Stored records
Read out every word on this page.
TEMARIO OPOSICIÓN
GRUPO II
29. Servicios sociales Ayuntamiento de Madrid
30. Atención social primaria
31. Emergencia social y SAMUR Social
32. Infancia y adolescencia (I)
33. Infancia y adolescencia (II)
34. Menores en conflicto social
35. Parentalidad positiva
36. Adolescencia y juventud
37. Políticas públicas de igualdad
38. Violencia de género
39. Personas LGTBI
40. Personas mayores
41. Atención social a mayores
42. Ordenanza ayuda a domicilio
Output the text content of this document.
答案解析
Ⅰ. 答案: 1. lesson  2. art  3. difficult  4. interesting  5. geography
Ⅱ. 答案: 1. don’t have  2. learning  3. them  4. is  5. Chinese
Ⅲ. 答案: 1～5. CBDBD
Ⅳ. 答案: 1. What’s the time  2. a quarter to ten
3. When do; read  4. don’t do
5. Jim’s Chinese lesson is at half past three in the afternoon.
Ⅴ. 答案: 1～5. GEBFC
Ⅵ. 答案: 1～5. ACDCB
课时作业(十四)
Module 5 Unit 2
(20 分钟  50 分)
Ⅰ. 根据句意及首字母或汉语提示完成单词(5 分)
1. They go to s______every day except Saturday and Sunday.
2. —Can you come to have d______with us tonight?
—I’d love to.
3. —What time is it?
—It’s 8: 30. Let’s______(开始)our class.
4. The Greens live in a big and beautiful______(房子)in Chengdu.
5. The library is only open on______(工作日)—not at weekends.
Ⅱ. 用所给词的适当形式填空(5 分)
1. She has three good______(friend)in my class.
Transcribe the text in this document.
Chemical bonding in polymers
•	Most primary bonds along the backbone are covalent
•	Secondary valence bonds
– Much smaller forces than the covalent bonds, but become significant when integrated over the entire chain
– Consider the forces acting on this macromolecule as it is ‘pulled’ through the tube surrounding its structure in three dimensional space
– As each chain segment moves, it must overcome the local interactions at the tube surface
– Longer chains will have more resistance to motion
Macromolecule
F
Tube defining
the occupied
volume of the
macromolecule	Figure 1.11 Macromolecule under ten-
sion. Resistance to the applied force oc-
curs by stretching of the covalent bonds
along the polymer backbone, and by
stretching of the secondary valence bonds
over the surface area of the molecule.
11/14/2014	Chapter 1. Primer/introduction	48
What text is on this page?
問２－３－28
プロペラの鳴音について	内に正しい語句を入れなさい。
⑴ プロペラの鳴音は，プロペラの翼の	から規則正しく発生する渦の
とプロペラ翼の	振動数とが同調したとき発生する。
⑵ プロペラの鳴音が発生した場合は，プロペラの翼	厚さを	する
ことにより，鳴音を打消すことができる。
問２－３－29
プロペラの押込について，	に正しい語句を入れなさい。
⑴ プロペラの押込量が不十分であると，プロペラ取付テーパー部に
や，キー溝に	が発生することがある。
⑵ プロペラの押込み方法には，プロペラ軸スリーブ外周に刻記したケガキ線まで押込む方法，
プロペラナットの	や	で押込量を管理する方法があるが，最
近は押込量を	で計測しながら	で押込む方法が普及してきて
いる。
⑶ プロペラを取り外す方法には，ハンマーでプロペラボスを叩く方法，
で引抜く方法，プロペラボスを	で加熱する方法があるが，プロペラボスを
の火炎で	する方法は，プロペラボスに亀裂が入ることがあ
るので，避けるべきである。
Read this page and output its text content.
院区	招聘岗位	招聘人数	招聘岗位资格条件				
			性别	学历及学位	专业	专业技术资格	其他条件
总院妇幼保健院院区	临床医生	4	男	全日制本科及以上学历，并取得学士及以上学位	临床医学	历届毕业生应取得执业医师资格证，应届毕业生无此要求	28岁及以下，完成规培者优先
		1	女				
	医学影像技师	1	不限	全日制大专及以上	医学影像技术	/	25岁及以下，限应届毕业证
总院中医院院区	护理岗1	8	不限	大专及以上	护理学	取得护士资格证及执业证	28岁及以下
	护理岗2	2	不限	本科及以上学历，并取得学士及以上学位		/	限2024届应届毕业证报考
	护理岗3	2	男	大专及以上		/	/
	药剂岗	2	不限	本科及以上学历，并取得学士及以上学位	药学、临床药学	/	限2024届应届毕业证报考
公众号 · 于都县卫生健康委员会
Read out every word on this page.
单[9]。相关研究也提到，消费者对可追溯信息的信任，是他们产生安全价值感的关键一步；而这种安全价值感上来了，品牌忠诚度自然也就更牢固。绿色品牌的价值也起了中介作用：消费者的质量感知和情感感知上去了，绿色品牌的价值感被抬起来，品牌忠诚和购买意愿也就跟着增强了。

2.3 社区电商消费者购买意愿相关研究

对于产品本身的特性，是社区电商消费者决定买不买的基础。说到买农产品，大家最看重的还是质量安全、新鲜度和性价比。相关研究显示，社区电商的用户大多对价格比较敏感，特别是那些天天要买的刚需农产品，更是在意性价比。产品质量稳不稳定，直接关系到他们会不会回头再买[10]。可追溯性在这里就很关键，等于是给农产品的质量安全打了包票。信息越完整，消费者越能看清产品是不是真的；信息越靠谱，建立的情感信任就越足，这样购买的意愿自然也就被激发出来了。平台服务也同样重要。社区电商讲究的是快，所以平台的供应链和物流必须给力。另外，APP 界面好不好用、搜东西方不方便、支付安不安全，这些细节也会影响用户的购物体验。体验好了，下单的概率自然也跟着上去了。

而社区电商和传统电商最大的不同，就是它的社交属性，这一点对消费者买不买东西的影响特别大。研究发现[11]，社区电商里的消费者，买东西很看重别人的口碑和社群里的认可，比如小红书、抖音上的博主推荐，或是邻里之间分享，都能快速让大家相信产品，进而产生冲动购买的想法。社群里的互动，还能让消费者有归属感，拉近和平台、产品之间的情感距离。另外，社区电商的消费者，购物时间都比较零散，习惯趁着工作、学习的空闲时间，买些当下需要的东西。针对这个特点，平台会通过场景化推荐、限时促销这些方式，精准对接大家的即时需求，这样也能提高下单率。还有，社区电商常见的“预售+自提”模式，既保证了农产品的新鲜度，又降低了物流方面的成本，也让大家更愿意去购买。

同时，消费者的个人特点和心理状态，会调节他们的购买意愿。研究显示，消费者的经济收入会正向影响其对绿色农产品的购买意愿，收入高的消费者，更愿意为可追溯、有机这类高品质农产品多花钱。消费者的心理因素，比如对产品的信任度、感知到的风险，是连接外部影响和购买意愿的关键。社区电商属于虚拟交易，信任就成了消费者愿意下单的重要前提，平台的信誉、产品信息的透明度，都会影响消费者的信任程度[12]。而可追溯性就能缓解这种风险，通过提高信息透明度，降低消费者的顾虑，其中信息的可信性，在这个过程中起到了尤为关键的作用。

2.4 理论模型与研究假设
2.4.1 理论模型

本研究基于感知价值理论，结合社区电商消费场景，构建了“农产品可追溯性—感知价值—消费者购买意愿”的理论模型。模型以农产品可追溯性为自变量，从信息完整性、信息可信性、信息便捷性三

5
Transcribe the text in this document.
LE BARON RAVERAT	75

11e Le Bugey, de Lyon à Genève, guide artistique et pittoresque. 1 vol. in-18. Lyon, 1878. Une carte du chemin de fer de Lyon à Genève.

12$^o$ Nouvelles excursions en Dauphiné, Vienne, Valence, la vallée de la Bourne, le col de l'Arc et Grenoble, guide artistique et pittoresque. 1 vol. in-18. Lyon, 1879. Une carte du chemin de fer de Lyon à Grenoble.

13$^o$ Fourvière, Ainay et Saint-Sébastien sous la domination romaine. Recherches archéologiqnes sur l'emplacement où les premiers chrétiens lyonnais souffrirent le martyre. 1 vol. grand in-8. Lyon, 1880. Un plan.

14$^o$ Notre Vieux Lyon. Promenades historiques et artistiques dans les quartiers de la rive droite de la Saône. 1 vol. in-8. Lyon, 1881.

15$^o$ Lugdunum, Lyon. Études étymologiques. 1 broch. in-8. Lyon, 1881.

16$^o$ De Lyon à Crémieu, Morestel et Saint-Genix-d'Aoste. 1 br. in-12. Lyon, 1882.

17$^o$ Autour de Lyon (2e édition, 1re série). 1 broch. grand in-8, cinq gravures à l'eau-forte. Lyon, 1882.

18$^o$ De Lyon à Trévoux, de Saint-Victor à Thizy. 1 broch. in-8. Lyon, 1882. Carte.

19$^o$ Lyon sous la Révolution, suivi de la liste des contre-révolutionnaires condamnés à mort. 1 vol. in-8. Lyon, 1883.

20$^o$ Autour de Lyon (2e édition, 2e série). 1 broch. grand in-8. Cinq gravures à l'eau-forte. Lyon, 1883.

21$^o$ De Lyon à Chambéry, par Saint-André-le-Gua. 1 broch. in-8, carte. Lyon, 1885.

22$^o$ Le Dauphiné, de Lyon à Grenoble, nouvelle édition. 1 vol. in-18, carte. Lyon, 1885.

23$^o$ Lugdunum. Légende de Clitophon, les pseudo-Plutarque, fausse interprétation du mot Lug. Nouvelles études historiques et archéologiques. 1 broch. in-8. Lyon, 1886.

- [TASK DETAILS]:
Filter the data for the string "Atención" and copy every line that has it.

- [OUTPUT FOR THIS TASK]:
30. Atención social primaria
41. Atención social a mayores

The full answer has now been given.